(Short task)
Tally the lines in the listing below that include "params". Answer with the count and nothing more.

+++++

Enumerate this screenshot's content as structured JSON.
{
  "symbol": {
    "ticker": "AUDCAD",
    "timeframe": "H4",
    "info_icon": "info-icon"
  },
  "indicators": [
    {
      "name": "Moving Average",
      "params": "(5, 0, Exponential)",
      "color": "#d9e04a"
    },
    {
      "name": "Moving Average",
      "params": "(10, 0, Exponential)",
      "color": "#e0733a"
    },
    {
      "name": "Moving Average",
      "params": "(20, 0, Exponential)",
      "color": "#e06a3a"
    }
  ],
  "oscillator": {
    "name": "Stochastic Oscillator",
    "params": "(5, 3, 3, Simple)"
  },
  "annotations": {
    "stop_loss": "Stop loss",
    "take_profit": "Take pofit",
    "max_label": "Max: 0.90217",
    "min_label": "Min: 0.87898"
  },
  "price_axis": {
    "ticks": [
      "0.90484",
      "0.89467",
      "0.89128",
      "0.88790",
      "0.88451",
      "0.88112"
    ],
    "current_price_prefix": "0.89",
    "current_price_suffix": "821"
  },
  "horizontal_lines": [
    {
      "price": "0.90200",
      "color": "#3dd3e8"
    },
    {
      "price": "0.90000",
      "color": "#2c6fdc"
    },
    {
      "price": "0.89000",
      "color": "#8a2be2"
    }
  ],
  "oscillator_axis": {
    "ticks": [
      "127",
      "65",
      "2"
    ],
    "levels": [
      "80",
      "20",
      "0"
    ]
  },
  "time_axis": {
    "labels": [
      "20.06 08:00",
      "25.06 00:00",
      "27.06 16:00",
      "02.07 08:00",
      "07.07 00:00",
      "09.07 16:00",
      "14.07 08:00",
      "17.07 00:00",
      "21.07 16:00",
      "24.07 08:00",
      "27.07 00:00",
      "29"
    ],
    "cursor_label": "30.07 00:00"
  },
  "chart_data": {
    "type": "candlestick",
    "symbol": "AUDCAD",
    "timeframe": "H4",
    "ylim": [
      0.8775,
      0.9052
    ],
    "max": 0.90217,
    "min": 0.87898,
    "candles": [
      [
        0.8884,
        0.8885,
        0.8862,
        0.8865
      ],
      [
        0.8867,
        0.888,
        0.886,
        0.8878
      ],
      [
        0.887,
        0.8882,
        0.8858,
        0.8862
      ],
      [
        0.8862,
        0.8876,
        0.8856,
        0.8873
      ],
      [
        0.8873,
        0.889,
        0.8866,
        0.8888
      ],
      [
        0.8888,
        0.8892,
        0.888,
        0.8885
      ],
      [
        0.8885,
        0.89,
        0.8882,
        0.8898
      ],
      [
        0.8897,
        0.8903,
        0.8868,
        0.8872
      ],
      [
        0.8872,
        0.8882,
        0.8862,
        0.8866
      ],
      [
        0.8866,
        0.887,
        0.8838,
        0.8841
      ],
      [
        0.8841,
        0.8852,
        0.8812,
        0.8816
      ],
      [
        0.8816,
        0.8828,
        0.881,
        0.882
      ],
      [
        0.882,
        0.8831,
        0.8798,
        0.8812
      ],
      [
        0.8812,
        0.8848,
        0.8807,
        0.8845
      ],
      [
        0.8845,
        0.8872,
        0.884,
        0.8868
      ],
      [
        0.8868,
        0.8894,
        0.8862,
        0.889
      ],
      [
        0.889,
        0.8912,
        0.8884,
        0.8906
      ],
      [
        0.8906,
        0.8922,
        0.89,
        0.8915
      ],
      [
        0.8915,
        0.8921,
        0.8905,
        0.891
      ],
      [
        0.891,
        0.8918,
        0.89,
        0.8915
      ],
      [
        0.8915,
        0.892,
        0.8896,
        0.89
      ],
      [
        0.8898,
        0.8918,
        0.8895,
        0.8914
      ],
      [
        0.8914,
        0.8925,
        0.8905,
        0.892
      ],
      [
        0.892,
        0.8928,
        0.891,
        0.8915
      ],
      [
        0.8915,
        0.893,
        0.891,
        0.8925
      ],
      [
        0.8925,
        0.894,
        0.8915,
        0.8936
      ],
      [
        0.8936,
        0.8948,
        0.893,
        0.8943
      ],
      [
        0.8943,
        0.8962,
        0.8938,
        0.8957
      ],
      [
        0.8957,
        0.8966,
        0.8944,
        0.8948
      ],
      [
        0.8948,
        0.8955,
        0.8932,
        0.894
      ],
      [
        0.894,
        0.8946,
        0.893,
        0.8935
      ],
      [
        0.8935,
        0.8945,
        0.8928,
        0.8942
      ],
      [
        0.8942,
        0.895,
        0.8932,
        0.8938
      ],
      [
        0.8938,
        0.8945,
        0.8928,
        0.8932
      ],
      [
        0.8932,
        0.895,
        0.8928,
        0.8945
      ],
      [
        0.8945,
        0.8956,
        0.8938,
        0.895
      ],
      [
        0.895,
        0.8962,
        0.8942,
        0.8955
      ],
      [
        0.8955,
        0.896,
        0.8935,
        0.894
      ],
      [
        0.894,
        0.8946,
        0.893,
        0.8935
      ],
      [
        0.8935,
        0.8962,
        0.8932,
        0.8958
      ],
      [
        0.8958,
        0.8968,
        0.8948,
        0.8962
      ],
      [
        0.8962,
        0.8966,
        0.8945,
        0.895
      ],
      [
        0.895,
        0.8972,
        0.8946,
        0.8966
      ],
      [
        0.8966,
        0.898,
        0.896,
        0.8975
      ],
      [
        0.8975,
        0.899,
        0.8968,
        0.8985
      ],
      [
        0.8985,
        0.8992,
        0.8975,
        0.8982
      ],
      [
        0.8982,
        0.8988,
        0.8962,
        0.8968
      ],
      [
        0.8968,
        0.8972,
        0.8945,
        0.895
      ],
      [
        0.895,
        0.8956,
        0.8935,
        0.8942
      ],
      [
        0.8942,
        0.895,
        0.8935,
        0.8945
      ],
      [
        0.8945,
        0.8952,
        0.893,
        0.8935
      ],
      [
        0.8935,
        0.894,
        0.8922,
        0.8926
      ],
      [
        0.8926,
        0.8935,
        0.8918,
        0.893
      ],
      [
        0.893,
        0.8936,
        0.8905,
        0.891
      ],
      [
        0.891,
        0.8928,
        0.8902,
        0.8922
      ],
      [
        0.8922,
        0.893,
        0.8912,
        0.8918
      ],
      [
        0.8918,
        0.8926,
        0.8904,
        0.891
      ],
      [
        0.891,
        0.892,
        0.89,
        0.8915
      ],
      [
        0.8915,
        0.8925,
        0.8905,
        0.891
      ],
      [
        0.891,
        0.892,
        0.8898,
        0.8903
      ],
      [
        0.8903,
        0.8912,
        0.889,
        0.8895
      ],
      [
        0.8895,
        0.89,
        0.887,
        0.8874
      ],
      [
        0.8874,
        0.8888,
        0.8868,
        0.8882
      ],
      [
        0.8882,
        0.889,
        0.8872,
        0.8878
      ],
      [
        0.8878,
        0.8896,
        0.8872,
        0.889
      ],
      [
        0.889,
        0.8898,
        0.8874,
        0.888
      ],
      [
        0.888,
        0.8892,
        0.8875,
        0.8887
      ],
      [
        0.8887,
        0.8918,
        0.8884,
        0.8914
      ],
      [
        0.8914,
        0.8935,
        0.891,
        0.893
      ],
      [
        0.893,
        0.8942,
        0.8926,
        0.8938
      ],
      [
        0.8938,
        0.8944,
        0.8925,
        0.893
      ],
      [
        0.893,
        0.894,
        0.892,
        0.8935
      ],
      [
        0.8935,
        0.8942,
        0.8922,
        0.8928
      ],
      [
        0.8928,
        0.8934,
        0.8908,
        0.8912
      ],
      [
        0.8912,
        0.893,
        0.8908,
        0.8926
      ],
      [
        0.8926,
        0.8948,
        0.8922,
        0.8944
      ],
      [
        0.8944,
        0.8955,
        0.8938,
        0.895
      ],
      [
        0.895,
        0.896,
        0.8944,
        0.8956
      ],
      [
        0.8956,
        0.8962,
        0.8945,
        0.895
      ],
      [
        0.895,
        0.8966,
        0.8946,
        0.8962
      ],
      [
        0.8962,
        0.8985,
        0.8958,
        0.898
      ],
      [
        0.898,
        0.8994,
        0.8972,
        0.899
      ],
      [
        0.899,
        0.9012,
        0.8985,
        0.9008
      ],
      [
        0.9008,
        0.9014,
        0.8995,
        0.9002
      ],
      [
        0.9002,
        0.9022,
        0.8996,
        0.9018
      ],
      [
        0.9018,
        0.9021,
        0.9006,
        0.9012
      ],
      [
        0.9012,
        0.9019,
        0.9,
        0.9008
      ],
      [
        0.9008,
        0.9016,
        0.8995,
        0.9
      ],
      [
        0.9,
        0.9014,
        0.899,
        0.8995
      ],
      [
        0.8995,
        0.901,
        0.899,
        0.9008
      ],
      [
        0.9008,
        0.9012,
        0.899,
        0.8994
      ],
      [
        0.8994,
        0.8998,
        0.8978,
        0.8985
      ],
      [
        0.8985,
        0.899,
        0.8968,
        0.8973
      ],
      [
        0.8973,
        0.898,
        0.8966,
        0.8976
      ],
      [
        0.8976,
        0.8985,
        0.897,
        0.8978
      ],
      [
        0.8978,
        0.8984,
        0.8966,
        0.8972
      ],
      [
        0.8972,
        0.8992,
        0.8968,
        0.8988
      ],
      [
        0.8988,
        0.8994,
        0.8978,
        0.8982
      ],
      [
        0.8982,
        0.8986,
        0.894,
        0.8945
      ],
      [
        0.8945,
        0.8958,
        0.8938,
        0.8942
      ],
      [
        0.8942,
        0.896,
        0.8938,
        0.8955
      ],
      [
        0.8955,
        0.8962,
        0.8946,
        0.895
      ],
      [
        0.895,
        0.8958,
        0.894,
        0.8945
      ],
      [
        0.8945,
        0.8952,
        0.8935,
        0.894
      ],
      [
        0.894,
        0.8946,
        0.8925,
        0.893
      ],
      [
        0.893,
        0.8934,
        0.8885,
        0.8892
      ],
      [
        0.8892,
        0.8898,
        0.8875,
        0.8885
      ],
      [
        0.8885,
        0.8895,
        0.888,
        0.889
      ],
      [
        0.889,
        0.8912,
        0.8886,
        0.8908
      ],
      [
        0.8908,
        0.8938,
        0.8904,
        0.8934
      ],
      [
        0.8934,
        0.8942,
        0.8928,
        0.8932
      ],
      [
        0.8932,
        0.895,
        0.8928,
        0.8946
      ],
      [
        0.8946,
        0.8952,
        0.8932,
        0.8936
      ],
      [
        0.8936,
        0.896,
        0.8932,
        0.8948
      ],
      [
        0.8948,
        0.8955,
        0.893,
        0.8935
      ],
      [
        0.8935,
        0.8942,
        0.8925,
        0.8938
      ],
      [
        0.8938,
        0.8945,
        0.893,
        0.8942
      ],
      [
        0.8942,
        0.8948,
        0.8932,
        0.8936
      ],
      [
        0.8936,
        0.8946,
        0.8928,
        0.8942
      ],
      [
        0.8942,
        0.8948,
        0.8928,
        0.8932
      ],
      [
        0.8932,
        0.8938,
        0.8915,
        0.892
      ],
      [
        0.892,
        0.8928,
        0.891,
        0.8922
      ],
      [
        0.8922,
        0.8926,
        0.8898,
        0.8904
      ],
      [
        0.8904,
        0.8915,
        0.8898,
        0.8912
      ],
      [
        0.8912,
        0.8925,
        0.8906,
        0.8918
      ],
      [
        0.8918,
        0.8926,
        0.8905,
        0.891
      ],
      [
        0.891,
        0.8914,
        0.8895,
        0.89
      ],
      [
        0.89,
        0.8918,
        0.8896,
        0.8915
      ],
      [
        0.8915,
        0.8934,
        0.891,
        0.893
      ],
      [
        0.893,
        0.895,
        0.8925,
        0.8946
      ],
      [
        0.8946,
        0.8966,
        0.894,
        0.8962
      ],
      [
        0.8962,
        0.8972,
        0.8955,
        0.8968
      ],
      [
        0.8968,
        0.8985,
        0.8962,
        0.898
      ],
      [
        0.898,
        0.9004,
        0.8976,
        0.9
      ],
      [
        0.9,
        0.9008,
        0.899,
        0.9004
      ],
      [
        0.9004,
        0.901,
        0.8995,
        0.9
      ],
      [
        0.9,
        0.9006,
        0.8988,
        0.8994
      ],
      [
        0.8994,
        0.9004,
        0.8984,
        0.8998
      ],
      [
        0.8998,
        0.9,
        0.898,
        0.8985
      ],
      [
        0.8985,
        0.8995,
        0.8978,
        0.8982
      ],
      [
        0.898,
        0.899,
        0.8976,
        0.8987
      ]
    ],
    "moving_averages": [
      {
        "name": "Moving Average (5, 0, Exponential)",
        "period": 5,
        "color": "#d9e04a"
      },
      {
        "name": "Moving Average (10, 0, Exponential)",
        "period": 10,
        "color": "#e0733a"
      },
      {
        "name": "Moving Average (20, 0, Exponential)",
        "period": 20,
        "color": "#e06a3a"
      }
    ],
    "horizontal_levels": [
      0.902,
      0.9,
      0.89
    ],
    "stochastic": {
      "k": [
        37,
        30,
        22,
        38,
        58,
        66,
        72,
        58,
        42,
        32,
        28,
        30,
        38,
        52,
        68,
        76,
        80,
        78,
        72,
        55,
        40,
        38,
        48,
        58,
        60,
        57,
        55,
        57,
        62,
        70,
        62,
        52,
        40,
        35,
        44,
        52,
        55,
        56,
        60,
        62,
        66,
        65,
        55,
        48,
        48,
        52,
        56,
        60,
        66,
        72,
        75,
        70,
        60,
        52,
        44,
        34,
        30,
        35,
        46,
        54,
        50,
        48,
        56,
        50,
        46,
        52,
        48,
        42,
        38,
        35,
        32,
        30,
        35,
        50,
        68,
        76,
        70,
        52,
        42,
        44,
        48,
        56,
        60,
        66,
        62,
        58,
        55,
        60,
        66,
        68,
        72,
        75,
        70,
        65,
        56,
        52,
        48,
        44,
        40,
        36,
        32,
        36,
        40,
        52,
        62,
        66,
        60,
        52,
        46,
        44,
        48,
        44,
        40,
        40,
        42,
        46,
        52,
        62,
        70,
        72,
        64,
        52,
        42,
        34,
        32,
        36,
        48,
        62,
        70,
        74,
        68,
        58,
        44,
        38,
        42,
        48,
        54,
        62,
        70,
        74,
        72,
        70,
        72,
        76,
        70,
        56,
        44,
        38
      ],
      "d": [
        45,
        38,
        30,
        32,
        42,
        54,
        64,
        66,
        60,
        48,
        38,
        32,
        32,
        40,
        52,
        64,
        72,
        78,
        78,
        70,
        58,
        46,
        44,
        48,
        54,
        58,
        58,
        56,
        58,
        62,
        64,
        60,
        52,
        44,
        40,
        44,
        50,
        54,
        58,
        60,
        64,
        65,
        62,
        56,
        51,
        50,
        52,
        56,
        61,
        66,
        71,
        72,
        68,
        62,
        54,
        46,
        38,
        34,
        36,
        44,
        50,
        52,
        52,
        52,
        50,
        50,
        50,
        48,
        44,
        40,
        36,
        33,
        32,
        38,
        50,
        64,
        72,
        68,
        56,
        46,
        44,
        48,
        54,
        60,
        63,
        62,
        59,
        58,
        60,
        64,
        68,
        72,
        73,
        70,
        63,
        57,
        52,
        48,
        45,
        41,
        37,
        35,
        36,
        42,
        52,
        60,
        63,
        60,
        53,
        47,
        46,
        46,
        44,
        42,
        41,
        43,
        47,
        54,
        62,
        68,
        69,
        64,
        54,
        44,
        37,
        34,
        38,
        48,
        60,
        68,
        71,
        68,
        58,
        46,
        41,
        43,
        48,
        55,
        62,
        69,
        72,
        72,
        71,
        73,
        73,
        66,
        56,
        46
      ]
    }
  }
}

+++++

(Result)
4